=== Set task 1 ===
In the Accucraft H-8 thread:
(a) What price does the opening post give for the Allegheny in live steam?
(b) On which forum does tacfoley say the topic was covered about two weeks earlier?
(c) How old are the two US Asters that LNER D17 owns?

=== Reading passage ===
——

# Accucraft H-8 Alligheny LIVE STEAM



## privero (Jan 18, 2008)

Hello Everybody:

I just noticed a production of an H-8 in electric which I new a long time ago and I just noticed an Allegheny in Live Steam too. Priced at $7,000 usd. The T-1 will be priced at about $5,000 usd. can somebody explain to me how can Accucraft do a H-8 priced at this amount and the ASTER model is priced if you can get one at $25,000 usd. What is the main difference? Is Accucraft doing something different or one to take over the business or shake up things to ASTER models. What is the reasoning behind this prices?

Have a Happy New Year.

Sincerely,

Patricio


----------



## JEFF RUNGE (Jan 2, 2008)

This should be a good thread...


----------



## tacfoley (Jan 3, 2008)

Patricio and Jeff - this was covered in great detail about two weeks ago on the new product forum - 

http://www.mylargescale.com/Communi...fault.aspx

As ever, any and all contributions are welcome.

tac 
www.ovgrs.org 
Supporter of the Cape Meares Lighthouse Restoration Fund


----------



## privero (Jan 18, 2008)

Thank you, Terry: 

I look into the FORUM you mention, other than the Baker vALVE gear, I could not see other thing that justifies the difference in price, between Accucraft and Aster, of course, I dont have the expertise you all have. Perhaps, many years ago, everybody run to buy the Aster H-8 thinking that it would be difficult to other company to do it. I do not know, other than asking again the question ¿ Why is the difference in price? If someone was lloking for an ASTER model H-8, should he stop and reconsider? 

best regards, 

Patricio


----------



## tacfoley (Jan 3, 2008)

Post deleted


----------



## LNER D17 (Jan 4, 2009)

I've got two US Asters, one coming up for 28 years old and the other nearly 27. They both perform as well as my Aster Berkshire, this indicates to me the quality of the Aster products. I have many locos visiting my railway some of which are bespoke handbuilt machines which cost a great deal of money, Asters although produced in quantity are up to the same standard. This is not to denegrate otherlarge scale manufacturers, but some of the visiting locos made by Aster rivals have needed some work to get them up to scratch. To my mind if you want a first class replica of the real thing then Aster are the best bet, the GWR 4-6-0 Castle is a working four cylinder locomotive and such finness costs money.
John Squire


----------



## Tim Hytrek (Jan 2, 2008)

——

=== Provided records ===
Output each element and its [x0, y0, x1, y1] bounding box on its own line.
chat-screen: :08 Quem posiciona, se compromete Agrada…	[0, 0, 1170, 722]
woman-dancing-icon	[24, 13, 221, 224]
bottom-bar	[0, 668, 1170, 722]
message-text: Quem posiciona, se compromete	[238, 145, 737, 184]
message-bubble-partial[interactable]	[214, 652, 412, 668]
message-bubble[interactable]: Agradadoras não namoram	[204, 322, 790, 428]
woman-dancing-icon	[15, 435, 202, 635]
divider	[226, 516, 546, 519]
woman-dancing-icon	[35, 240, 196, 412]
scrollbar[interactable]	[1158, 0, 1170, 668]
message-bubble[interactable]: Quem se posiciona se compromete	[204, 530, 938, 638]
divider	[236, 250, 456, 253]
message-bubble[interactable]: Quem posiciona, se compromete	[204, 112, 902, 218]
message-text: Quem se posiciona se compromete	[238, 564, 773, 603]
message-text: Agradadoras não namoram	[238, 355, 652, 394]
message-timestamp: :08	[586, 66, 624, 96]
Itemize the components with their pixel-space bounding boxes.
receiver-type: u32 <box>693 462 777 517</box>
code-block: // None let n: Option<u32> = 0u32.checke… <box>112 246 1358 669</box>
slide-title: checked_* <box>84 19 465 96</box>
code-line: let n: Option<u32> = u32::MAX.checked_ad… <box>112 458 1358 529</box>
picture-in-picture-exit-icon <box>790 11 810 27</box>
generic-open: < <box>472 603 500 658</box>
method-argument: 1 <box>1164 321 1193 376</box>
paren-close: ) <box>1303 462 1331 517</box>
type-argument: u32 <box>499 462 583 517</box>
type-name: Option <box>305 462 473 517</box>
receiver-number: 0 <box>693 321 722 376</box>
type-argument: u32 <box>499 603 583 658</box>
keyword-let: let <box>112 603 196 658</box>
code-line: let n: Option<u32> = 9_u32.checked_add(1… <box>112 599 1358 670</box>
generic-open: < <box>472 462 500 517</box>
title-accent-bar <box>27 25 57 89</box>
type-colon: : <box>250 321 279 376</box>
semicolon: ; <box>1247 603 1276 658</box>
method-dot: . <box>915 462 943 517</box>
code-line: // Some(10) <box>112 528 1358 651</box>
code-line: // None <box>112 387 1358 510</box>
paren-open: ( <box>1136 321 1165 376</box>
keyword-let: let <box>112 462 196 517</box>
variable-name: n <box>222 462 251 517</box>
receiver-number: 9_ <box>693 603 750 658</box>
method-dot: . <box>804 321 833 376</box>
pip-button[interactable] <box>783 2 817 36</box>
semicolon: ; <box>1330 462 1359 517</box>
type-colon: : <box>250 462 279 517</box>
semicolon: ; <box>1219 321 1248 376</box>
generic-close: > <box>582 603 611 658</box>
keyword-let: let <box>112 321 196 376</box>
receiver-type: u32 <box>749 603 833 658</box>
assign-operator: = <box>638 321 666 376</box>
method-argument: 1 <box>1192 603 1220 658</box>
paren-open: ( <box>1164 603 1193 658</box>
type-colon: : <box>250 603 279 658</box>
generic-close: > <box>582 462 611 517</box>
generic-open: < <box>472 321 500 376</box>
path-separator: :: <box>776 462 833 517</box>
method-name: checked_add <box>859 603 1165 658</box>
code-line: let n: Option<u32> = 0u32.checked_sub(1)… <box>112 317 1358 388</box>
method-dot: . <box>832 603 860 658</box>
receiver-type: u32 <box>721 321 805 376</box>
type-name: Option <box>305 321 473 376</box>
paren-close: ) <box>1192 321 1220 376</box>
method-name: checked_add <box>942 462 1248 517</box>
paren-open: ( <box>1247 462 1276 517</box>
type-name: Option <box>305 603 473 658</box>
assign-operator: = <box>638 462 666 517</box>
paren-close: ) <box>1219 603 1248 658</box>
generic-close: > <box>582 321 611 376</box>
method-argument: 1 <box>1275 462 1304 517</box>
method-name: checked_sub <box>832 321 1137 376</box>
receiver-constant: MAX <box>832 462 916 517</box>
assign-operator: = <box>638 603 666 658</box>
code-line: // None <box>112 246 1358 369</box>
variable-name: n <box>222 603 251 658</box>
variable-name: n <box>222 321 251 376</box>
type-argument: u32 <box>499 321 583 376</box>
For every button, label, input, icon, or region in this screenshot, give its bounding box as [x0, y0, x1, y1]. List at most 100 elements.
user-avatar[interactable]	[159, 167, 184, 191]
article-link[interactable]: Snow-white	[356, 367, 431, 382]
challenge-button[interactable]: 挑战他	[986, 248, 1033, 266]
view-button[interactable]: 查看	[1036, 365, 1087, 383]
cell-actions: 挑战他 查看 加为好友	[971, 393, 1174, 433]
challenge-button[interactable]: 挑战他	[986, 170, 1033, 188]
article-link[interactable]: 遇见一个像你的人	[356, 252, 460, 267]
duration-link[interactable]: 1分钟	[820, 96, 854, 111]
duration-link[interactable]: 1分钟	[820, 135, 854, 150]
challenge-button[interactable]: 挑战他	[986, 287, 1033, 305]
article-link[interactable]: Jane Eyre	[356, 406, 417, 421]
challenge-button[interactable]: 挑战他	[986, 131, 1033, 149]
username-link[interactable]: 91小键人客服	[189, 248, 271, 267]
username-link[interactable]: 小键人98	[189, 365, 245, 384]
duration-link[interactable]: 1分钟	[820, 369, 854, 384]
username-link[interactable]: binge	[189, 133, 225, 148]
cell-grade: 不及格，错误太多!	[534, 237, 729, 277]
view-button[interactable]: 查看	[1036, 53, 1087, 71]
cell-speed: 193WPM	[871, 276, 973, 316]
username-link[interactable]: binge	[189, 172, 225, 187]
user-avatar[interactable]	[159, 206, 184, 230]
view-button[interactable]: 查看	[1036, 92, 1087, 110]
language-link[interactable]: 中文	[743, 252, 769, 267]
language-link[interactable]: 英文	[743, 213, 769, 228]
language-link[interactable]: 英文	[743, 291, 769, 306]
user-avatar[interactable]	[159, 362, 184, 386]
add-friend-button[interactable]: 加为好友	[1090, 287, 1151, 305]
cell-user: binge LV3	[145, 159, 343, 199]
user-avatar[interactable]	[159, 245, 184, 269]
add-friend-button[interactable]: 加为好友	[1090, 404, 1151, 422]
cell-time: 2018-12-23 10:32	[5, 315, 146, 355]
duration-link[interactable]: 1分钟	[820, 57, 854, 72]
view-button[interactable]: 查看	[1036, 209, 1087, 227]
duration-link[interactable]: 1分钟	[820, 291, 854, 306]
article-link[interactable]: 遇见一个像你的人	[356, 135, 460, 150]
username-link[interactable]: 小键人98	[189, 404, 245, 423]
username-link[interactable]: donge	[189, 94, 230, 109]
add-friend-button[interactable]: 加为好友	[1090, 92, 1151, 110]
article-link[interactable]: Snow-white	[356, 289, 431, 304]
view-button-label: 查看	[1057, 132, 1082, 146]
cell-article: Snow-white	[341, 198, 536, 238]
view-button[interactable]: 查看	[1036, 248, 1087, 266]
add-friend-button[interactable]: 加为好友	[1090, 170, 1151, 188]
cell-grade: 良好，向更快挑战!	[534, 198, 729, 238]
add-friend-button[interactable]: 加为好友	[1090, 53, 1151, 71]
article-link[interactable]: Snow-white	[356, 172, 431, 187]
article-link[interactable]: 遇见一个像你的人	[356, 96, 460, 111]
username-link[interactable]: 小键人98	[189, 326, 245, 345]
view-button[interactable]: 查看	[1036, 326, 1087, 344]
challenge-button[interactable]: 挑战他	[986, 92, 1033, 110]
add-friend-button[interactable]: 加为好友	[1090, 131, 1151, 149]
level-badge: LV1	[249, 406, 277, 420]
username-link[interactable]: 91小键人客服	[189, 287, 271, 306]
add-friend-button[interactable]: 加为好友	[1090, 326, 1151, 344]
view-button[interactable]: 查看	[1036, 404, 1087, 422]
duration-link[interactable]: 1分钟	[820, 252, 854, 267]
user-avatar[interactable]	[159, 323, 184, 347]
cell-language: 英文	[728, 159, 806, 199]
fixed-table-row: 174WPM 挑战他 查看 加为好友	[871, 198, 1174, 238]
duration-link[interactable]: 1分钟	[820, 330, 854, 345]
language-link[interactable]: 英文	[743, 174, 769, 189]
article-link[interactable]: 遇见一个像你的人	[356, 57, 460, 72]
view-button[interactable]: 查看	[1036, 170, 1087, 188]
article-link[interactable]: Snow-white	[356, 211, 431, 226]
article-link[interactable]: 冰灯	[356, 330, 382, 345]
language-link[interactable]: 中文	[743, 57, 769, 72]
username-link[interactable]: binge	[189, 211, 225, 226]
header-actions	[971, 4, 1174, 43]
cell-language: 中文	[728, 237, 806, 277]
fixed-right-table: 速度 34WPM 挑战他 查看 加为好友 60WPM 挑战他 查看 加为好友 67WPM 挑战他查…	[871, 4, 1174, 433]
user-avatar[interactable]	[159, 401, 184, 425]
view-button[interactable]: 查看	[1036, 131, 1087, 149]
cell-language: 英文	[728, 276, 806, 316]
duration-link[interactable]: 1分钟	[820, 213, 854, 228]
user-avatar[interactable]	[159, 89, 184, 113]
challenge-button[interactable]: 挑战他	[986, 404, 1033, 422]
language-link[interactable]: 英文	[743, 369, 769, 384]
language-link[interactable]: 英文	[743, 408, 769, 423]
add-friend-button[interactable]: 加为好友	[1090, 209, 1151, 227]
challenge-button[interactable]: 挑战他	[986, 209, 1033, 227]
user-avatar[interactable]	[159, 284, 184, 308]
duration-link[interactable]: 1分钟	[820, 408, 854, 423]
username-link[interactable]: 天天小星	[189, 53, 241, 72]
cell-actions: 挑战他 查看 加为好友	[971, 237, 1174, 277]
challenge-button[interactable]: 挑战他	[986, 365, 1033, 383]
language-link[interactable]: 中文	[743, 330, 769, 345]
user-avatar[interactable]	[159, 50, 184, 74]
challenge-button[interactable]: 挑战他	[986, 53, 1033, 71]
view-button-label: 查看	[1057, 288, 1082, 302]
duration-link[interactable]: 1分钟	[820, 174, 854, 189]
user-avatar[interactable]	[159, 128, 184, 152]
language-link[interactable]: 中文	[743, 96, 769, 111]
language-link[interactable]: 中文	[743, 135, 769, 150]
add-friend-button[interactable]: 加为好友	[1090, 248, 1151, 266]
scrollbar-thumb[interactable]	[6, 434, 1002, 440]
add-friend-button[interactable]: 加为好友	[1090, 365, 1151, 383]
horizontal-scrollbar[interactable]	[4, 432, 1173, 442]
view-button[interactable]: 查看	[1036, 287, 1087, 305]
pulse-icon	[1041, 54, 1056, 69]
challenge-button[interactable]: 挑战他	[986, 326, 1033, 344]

——

=== Set task 2 ===
Could you update the stretch of the listing from the start through the line that contains "66, 624, 96]" by changing "divider" to "separator" and leaving everything else as it is? Return only those lines.

=== Response 1 ===
(a) $7,000 USD
(b) The new product forum
(c) One is coming up for 28 years old and the other is nearly 27.

=== Response 2 ===
Output each element and its [x0, y0, x1, y1] bounding box on its own line.
chat-screen: :08 Quem posiciona, se compromete Agrada…	[0, 0, 1170, 722]
woman-dancing-icon	[24, 13, 221, 224]
bottom-bar	[0, 668, 1170, 722]
message-text: Quem posiciona, se compromete	[238, 145, 737, 184]
message-bubble-partial[interactable]	[214, 652, 412, 668]
message-bubble[interactable]: Agradadoras não namoram	[204, 322, 790, 428]
woman-dancing-icon	[15, 435, 202, 635]
separator	[226, 516, 546, 519]
woman-dancing-icon	[35, 240, 196, 412]
scrollbar[interactable]	[1158, 0, 1170, 668]
message-bubble[interactable]: Quem se posiciona se compromete	[204, 530, 938, 638]
separator	[236, 250, 456, 253]
message-bubble[interactable]: Quem posiciona, se compromete	[204, 112, 902, 218]
message-text: Quem se posiciona se compromete	[238, 564, 773, 603]
message-text: Agradadoras não namoram	[238, 355, 652, 394]
message-timestamp: :08	[586, 66, 624, 96]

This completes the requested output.